GIVEN ENTRIES:
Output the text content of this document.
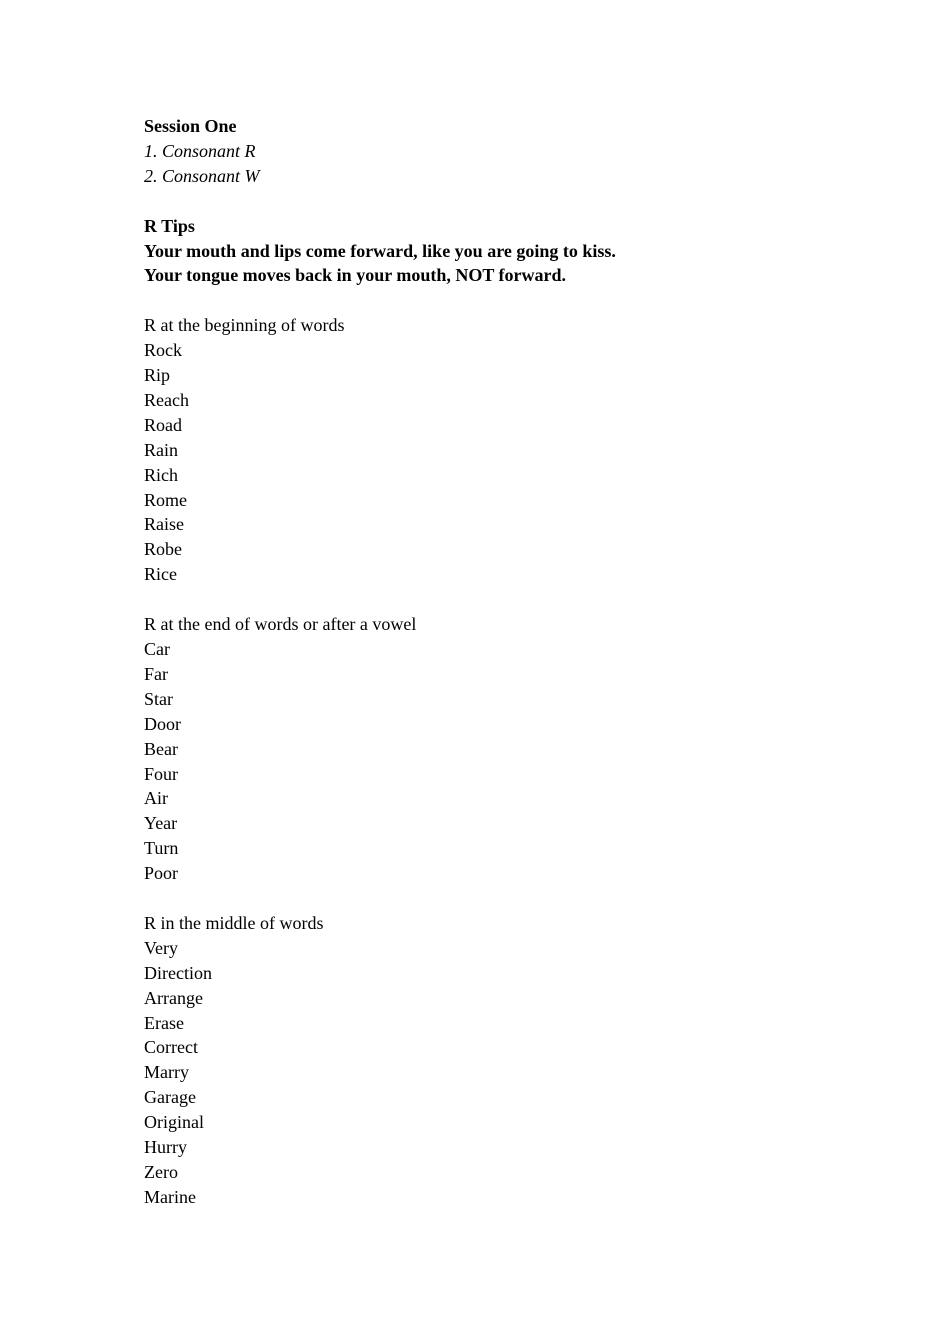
Session One
1. Consonant R
2. Consonant W
R Tips
Your mouth and lips come forward, like you are going to kiss.
Your tongue moves back in your mouth, NOT forward.
R at the beginning of words
Rock
Rip
Reach
Road
Rain
Rich
Rome
Raise
Robe
Rice
R at the end of words or after a vowel
Car
Far
Star
Door
Bear
Four
Air
Year
Turn
Poor
R in the middle of words
Very
Direction
Arrange
Erase
Correct
Marry
Garage
Original
Hurry
Zero
Marine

STATED TASK: Pictures are not part of the copy; output everything else in the records exactly.

PROBLEM SOLUTION:
Output the text content of this document.
Session One
1. Consonant R
2. Consonant W
R Tips
Your mouth and lips come forward, like you are going to kiss.
Your tongue moves back in your mouth, NOT forward.
R at the beginning of words
Rock
Rip
Reach
Road
Rain
Rich
Rome
Raise
Robe
Rice
R at the end of words or after a vowel
Car
Far
Star
Door
Bear
Four
Air
Year
Turn
Poor
R in the middle of words
Very
Direction
Arrange
Erase
Correct
Marry
Garage
Original
Hurry
Zero
Marine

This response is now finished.